== WHAT YOU NEED TO DO ==
Please print every record below exactly as it appears.

== Stored data ==

····················

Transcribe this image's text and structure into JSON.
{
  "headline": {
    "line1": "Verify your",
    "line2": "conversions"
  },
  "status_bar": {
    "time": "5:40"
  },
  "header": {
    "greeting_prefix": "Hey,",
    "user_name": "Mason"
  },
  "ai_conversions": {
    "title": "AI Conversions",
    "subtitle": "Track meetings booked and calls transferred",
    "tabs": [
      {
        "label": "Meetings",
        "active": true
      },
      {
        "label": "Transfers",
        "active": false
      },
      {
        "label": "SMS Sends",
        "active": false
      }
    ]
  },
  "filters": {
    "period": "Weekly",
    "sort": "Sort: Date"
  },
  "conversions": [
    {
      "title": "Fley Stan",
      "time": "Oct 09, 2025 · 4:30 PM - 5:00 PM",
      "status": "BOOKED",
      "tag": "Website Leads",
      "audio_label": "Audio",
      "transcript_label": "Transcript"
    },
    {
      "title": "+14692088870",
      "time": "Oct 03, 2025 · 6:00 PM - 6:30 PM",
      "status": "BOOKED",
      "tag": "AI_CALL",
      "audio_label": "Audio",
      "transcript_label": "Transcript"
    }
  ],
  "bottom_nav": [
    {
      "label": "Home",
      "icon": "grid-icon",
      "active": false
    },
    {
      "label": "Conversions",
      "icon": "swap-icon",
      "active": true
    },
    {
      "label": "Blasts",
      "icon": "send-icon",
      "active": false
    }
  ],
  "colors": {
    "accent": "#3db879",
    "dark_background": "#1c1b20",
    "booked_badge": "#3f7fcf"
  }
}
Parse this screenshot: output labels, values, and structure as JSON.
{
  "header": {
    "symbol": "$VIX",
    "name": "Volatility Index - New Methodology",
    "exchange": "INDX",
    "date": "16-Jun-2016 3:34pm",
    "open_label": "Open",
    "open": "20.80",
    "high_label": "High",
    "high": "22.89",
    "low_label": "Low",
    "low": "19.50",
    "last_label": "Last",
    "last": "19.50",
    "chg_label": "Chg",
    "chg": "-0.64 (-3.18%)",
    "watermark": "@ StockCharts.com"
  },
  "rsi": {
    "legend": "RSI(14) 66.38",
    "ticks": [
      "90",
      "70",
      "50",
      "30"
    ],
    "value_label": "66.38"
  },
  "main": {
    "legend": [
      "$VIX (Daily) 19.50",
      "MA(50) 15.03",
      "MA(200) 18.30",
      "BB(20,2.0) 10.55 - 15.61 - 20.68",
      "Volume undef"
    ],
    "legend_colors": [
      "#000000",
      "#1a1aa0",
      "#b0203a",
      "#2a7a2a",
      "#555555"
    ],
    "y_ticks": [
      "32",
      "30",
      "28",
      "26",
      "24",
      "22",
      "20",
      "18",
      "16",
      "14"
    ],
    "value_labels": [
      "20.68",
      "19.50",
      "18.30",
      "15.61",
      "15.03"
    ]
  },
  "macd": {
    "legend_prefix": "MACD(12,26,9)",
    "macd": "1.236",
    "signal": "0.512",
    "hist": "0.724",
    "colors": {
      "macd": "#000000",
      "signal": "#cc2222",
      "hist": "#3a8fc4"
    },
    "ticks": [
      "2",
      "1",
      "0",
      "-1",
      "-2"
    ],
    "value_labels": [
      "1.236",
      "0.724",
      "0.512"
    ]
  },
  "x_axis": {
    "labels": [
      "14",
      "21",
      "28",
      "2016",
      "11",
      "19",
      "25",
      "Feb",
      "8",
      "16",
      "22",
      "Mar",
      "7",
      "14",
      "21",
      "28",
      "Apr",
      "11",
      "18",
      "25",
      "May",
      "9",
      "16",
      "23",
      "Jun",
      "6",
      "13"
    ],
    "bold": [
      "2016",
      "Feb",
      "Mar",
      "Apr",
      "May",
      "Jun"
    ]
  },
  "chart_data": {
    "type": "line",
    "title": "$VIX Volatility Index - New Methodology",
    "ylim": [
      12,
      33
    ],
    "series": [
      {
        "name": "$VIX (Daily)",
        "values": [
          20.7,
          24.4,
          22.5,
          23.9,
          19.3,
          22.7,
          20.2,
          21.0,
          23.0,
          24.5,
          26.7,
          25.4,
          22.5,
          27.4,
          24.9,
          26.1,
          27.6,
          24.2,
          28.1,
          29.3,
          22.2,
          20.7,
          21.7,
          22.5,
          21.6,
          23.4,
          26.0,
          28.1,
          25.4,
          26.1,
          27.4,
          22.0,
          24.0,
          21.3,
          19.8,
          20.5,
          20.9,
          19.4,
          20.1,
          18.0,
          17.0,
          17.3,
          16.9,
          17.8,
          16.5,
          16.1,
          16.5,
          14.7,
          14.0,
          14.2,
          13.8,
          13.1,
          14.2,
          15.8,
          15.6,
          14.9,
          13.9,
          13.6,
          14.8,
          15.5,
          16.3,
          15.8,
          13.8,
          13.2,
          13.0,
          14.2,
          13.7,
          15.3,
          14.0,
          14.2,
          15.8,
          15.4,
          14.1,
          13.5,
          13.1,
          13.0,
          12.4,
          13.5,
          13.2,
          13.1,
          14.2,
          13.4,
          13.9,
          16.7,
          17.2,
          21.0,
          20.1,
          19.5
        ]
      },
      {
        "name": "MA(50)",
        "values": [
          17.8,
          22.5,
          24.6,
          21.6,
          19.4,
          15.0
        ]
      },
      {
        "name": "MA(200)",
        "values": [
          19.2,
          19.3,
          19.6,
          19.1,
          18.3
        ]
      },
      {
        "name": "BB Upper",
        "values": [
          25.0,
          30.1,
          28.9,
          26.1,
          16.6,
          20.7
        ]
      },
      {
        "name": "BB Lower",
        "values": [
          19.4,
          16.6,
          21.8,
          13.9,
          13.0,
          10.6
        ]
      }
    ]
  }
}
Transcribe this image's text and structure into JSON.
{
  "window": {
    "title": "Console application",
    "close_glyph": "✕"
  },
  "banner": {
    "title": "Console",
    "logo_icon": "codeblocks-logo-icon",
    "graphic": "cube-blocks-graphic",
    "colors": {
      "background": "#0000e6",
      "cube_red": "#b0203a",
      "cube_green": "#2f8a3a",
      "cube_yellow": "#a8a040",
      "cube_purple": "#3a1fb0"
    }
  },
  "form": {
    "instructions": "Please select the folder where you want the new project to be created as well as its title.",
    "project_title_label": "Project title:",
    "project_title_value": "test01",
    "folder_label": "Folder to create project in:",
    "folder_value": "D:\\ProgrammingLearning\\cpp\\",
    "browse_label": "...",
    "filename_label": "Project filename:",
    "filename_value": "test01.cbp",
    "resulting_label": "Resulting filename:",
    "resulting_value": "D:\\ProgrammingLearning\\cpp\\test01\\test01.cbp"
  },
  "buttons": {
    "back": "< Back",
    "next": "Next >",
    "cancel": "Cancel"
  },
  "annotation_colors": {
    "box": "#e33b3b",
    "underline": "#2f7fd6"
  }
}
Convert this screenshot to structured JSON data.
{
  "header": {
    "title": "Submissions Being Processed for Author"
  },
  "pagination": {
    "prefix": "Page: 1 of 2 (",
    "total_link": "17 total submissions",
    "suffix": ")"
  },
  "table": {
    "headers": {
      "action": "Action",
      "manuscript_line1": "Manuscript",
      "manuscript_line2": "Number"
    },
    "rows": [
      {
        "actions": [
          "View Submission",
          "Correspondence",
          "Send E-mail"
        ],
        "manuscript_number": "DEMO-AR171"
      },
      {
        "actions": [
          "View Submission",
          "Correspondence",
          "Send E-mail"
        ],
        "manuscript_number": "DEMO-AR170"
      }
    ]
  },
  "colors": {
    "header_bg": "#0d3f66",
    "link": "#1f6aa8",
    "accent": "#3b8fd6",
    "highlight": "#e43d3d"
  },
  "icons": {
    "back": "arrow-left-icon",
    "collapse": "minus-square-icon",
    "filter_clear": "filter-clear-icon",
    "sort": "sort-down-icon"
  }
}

····················

== ANSWER FOR THIS EXERCISE ==
Transcribe this image's text and structure into JSON.
{
  "headline": {
    "line1": "Verify your",
    "line2": "conversions"
  },
  "status_bar": {
    "time": "5:40"
  },
  "header": {
    "greeting_prefix": "Hey,",
    "user_name": "Mason"
  },
  "ai_conversions": {
    "title": "AI Conversions",
    "subtitle": "Track meetings booked and calls transferred",
    "tabs": [
      {
        "label": "Meetings",
        "active": true
      },
      {
        "label": "Transfers",
        "active": false
      },
      {
        "label": "SMS Sends",
        "active": false
      }
    ]
  },
  "filters": {
    "period": "Weekly",
    "sort": "Sort: Date"
  },
  "conversions": [
    {
      "title": "Fley Stan",
      "time": "Oct 09, 2025 · 4:30 PM - 5:00 PM",
      "status": "BOOKED",
      "tag": "Website Leads",
      "audio_label": "Audio",
      "transcript_label": "Transcript"
    },
    {
      "title": "+14692088870",
      "time": "Oct 03, 2025 · 6:00 PM - 6:30 PM",
      "status": "BOOKED",
      "tag": "AI_CALL",
      "audio_label": "Audio",
      "transcript_label": "Transcript"
    }
  ],
  "bottom_nav": [
    {
      "label": "Home",
      "icon": "grid-icon",
      "active": false
    },
    {
      "label": "Conversions",
      "icon": "swap-icon",
      "active": true
    },
    {
      "label": "Blasts",
      "icon": "send-icon",
      "active": false
    }
  ],
  "colors": {
    "accent": "#3db879",
    "dark_background": "#1c1b20",
    "booked_badge": "#3f7fcf"
  }
}
Parse this screenshot: output labels, values, and structure as JSON.
{
  "header": {
    "symbol": "$VIX",
    "name": "Volatility Index - New Methodology",
    "exchange": "INDX",
    "date": "16-Jun-2016 3:34pm",
    "open_label": "Open",
    "open": "20.80",
    "high_label": "High",
    "high": "22.89",
    "low_label": "Low",
    "low": "19.50",
    "last_label": "Last",
    "last": "19.50",
    "chg_label": "Chg",
    "chg": "-0.64 (-3.18%)",
    "watermark": "@ StockCharts.com"
  },
  "rsi": {
    "legend": "RSI(14) 66.38",
    "ticks": [
      "90",
      "70",
      "50",
      "30"
    ],
    "value_label": "66.38"
  },
  "main": {
    "legend": [
      "$VIX (Daily) 19.50",
      "MA(50) 15.03",
      "MA(200) 18.30",
      "BB(20,2.0) 10.55 - 15.61 - 20.68",
      "Volume undef"
    ],
    "legend_colors": [
      "#000000",
      "#1a1aa0",
      "#b0203a",
      "#2a7a2a",
      "#555555"
    ],
    "y_ticks": [
      "32",
      "30",
      "28",
      "26",
      "24",
      "22",
      "20",
      "18",
      "16",
      "14"
    ],
    "value_labels": [
      "20.68",
      "19.50",
      "18.30",
      "15.61",
      "15.03"
    ]
  },
  "macd": {
    "legend_prefix": "MACD(12,26,9)",
    "macd": "1.236",
    "signal": "0.512",
    "hist": "0.724",
    "colors": {
      "macd": "#000000",
      "signal": "#cc2222",
      "hist": "#3a8fc4"
    },
    "ticks": [
      "2",
      "1",
      "0",
      "-1",
      "-2"
    ],
    "value_labels": [
      "1.236",
      "0.724",
      "0.512"
    ]
  },
  "x_axis": {
    "labels": [
      "14",
      "21",
      "28",
      "2016",
      "11",
      "19",
      "25",
      "Feb",
      "8",
      "16",
      "22",
      "Mar",
      "7",
      "14",
      "21",
      "28",
      "Apr",
      "11",
      "18",
      "25",
      "May",
      "9",
      "16",
      "23",
      "Jun",
      "6",
      "13"
    ],
    "bold": [
      "2016",
      "Feb",
      "Mar",
      "Apr",
      "May",
      "Jun"
    ]
  },
  "chart_data": {
    "type": "line",
    "title": "$VIX Volatility Index - New Methodology",
    "ylim": [
      12,
      33
    ],
    "series": [
      {
        "name": "$VIX (Daily)",
        "values": [
          20.7,
          24.4,
          22.5,
          23.9,
          19.3,
          22.7,
          20.2,
          21.0,
          23.0,
          24.5,
          26.7,
          25.4,
          22.5,
          27.4,
          24.9,
          26.1,
          27.6,
          24.2,
          28.1,
          29.3,
          22.2,
          20.7,
          21.7,
          22.5,
          21.6,
          23.4,
          26.0,
          28.1,
          25.4,
          26.1,
          27.4,
          22.0,
          24.0,
          21.3,
          19.8,
          20.5,
          20.9,
          19.4,
          20.1,
          18.0,
          17.0,
          17.3,
          16.9,
          17.8,
          16.5,
          16.1,
          16.5,
          14.7,
          14.0,
          14.2,
          13.8,
          13.1,
          14.2,
          15.8,
          15.6,
          14.9,
          13.9,
          13.6,
          14.8,
          15.5,
          16.3,
          15.8,
          13.8,
          13.2,
          13.0,
          14.2,
          13.7,
          15.3,
          14.0,
          14.2,
          15.8,
          15.4,
          14.1,
          13.5,
          13.1,
          13.0,
          12.4,
          13.5,
          13.2,
          13.1,
          14.2,
          13.4,
          13.9,
          16.7,
          17.2,
          21.0,
          20.1,
          19.5
        ]
      },
      {
        "name": "MA(50)",
        "values": [
          17.8,
          22.5,
          24.6,
          21.6,
          19.4,
          15.0
        ]
      },
      {
        "name": "MA(200)",
        "values": [
          19.2,
          19.3,
          19.6,
          19.1,
          18.3
        ]
      },
      {
        "name": "BB Upper",
        "values": [
          25.0,
          30.1,
          28.9,
          26.1,
          16.6,
          20.7
        ]
      },
      {
        "name": "BB Lower",
        "values": [
          19.4,
          16.6,
          21.8,
          13.9,
          13.0,
          10.6
        ]
      }
    ]
  }
}
Transcribe this image's text and structure into JSON.
{
  "window": {
    "title": "Console application",
    "close_glyph": "✕"
  },
  "banner": {
    "title": "Console",
    "logo_icon": "codeblocks-logo-icon",
    "graphic": "cube-blocks-graphic",
    "colors": {
      "background": "#0000e6",
      "cube_red": "#b0203a",
      "cube_green": "#2f8a3a",
      "cube_yellow": "#a8a040",
      "cube_purple": "#3a1fb0"
    }
  },
  "form": {
    "instructions": "Please select the folder where you want the new project to be created as well as its title.",
    "project_title_label": "Project title:",
    "project_title_value": "test01",
    "folder_label": "Folder to create project in:",
    "folder_value": "D:\\ProgrammingLearning\\cpp\\",
    "browse_label": "...",
    "filename_label": "Project filename:",
    "filename_value": "test01.cbp",
    "resulting_label": "Resulting filename:",
    "resulting_value": "D:\\ProgrammingLearning\\cpp\\test01\\test01.cbp"
  },
  "buttons": {
    "back": "< Back",
    "next": "Next >",
    "cancel": "Cancel"
  },
  "annotation_colors": {
    "box": "#e33b3b",
    "underline": "#2f7fd6"
  }
}
Convert this screenshot to structured JSON data.
{
  "header": {
    "title": "Submissions Being Processed for Author"
  },
  "pagination": {
    "prefix": "Page: 1 of 2 (",
    "total_link": "17 total submissions",
    "suffix": ")"
  },
  "table": {
    "headers": {
      "action": "Action",
      "manuscript_line1": "Manuscript",
      "manuscript_line2": "Number"
    },
    "rows": [
      {
        "actions": [
          "View Submission",
          "Correspondence",
          "Send E-mail"
        ],
        "manuscript_number": "DEMO-AR171"
      },
      {
        "actions": [
          "View Submission",
          "Correspondence",
          "Send E-mail"
        ],
        "manuscript_number": "DEMO-AR170"
      }
    ]
  },
  "colors": {
    "header_bg": "#0d3f66",
    "link": "#1f6aa8",
    "accent": "#3b8fd6",
    "highlight": "#e43d3d"
  },
  "icons": {
    "back": "arrow-left-icon",
    "collapse": "minus-square-icon",
    "filter_clear": "filter-clear-icon",
    "sort": "sort-down-icon"
  }
}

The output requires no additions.